- EXERCISE REQUIREMENTS: Output solely the number of lines containing the string "Francisco".

- Stored data entries:
-------------------------

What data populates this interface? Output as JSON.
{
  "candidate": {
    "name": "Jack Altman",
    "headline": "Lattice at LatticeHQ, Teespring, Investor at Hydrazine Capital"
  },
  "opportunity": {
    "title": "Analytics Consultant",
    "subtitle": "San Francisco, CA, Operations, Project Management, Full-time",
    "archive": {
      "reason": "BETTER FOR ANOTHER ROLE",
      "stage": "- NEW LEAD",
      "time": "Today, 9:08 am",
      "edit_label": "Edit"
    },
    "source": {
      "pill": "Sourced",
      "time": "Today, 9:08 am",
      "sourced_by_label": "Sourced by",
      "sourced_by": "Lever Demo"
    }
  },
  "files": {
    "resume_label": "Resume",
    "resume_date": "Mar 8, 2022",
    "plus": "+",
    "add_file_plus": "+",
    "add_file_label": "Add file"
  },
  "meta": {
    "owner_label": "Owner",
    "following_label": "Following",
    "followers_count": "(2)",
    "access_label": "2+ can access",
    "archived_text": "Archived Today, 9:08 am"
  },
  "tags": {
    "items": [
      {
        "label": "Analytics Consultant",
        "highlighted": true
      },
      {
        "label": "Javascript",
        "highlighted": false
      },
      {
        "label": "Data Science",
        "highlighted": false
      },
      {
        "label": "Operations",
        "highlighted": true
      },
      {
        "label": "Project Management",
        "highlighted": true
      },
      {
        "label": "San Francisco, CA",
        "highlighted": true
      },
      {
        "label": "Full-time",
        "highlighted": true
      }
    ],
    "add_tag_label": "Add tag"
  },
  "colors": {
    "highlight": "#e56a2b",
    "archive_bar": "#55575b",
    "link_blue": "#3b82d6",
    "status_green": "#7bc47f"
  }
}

-------------------------

- RESULT OF THE TASK: 2